- Source excerpt -
——————
E – Emotional awareness and understanding

This is the capacity to be aware of emotions and be comfortable with any emotion without needing to avoid it or indulge it. This skill allows individuals to calmly recognize emotions with openness and curiosity, with the wise understanding that emotions come and go. 

Cultivate the skill:

  1. Name the emotion – Take several pauses a day to check what emotions are there in the moment. Recognize each one. Still yourself when you feel the need to push a feeling away. Allow yourself to sit with the emotions for a minute or two.
  2. Feel the emotion – Check where in your body you feel the emotion. For instance, where do you feel the anxiety – your head, chest, or tummy? Focus on the body sensation for a minute.
  3. Draw the emotion – Draw an image to represent what you are currently feeling. For those of you who have kids, invite them to do this with you. Then, take turns in talking about the emotion. You can even make it a game and guess what emotion each image represents! (Just one rule: No one makes a judgment about the person or the emotion being felt.)

A – Acceptance

This is the skill of being at peace with what is being experienced in the moment. When we resist what is (e.g., fear, sickness, boredom, etc.), we create more suffering because fighting what is in the here and now is a losing battle. (It is already here!)

Suffering equals pain times resistance.”

Shinzen Young, a mindfulness teacher and neuroscience research consultant

What creates the suffering is the thought that the pain, discomfort, or unpleasant emotion shouldn’t be here (i.e., non-acceptance of what’s here).
——————
- Listed entries -
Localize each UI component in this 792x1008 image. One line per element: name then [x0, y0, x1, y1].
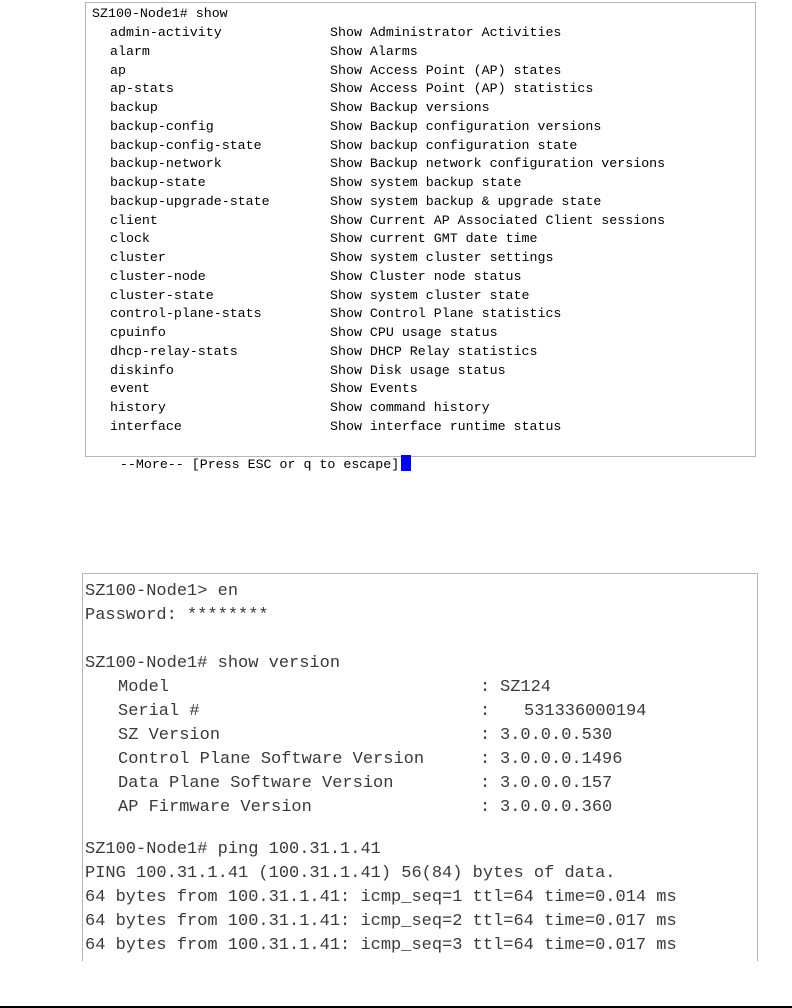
password-line: Password: ********	[85, 606, 269, 625]
command-description: Show Disk usage status	[330, 363, 506, 378]
command-name: alarm	[110, 44, 150, 59]
command-name: cluster-state	[110, 288, 214, 303]
command-description: Show Alarms	[330, 44, 418, 59]
command-description: Show current GMT date time	[330, 231, 538, 246]
version-key: SZ Version	[118, 726, 221, 745]
text-cursor	[401, 455, 411, 471]
version-key: Serial #	[118, 702, 200, 721]
command-description: Show CPU usage status	[330, 325, 498, 340]
command-name: history	[110, 400, 166, 415]
ping-reply-line: 64 bytes from 100.31.1.41: icmp_seq=1 ttl=64 time=0.014 ms	[85, 888, 677, 907]
show-help-terminal[interactable]	[85, 2, 756, 472]
ping-command-line: SZ100-Node1# ping 100.31.1.41	[85, 840, 381, 859]
version-key: Control Plane Software Version	[118, 750, 425, 769]
version-separator: :	[480, 750, 491, 769]
terminal-prompt-line: SZ100-Node1# show	[92, 6, 228, 21]
command-description: Show interface runtime status	[330, 419, 562, 434]
version-value: 3.0.0.0.360	[500, 798, 613, 817]
enable-command-line: SZ100-Node1> en	[85, 582, 239, 601]
version-separator: :	[480, 798, 491, 817]
show-version-command-line: SZ100-Node1# show version	[85, 654, 341, 673]
command-name: client	[110, 213, 158, 228]
command-name: interface	[110, 419, 182, 434]
command-description: Show DHCP Relay statistics	[330, 344, 538, 359]
command-name: ap-stats	[110, 81, 174, 96]
command-description: Show Backup versions	[330, 100, 490, 115]
command-description: Show system cluster settings	[330, 250, 554, 265]
command-name: cpuinfo	[110, 325, 166, 340]
version-value: 531336000194	[524, 702, 647, 721]
version-key: Model	[118, 678, 170, 697]
version-key: Data Plane Software Version	[118, 774, 394, 793]
command-name: cluster	[110, 250, 166, 265]
command-description: Show Backup network configuration versions	[330, 156, 666, 171]
version-separator: :	[480, 702, 491, 721]
command-name: clock	[110, 231, 150, 246]
command-description: Show system cluster state	[330, 288, 530, 303]
command-description: Show command history	[330, 400, 490, 415]
command-name: cluster-node	[110, 269, 206, 284]
command-name: event	[110, 381, 150, 396]
version-separator: :	[480, 726, 491, 745]
command-name: diskinfo	[110, 363, 174, 378]
command-description: Show backup configuration state	[330, 138, 578, 153]
version-key: AP Firmware Version	[118, 798, 312, 817]
ping-reply-line: 64 bytes from 100.31.1.41: icmp_seq=2 ttl=64 time=0.017 ms	[85, 912, 677, 931]
command-description: Show system backup state	[330, 175, 522, 190]
command-name: backup-upgrade-state	[110, 194, 270, 209]
version-separator: :	[480, 774, 491, 793]
command-description: Show Administrator Activities	[330, 25, 562, 40]
command-name: dhcp-relay-stats	[110, 344, 238, 359]
ping-header-line: PING 100.31.1.41 (100.31.1.41) 56(84) bytes of data.	[85, 864, 616, 883]
version-value: 3.0.0.0.157	[500, 774, 613, 793]
command-description: Show Cluster node status	[330, 269, 522, 284]
command-name: backup-config-state	[110, 138, 262, 153]
command-name: backup-network	[110, 156, 222, 171]
command-description: Show system backup & upgrade state	[330, 194, 602, 209]
command-description: Show Backup configuration versions	[330, 119, 602, 134]
command-name: control-plane-stats	[110, 306, 262, 321]
command-name: backup	[110, 100, 158, 115]
command-name: admin-activity	[110, 25, 222, 40]
command-description: Show Events	[330, 381, 418, 396]
version-separator: :	[480, 678, 491, 697]
command-description: Show Access Point (AP) statistics	[330, 81, 594, 96]
version-ping-terminal[interactable]	[82, 573, 758, 961]
more-prompt-text: --More-- [Press ESC or q to escape]	[119, 457, 400, 472]
command-name: backup-config	[110, 119, 214, 134]
version-value: SZ124	[500, 678, 552, 697]
ping-reply-line: 64 bytes from 100.31.1.41: icmp_seq=3 ttl=64 time=0.017 ms	[85, 936, 677, 955]
command-name: ap	[110, 63, 126, 78]
command-description: Show Current AP Associated Client sessions	[330, 213, 666, 228]
version-value: 3.0.0.0.530	[500, 726, 613, 745]
command-description: Show Access Point (AP) states	[330, 63, 562, 78]
command-description: Show Control Plane statistics	[330, 306, 562, 321]
version-value: 3.0.0.0.1496	[500, 750, 623, 769]
command-name: backup-state	[110, 175, 206, 190]
more-prompt-line[interactable]	[88, 437, 411, 472]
——————
- Work to complete -
1) In the emotional skills excerpt, what does the quoted line say suffering equals?
2) Transcribe the passage of the emotional skills excerpt that starts with "E – Emotional" and goes on through "minute or two.".

- Answers for the exercise -
1) Suffering equals pain times resistance.

2)
E – Emotional awareness and understanding

This is the capacity to be aware of emotions and be comfortable with any emotion without needing to avoid it or indulge it. This skill allows individuals to calmly recognize emotions with openness and curiosity, with the wise understanding that emotions come and go. 

Cultivate the skill:

  1. Name the emotion – Take several pauses a day to check what emotions are there in the moment. Recognize each one. Still yourself when you feel the need to push a feeling away. Allow yourself to sit with the emotions for a minute or two.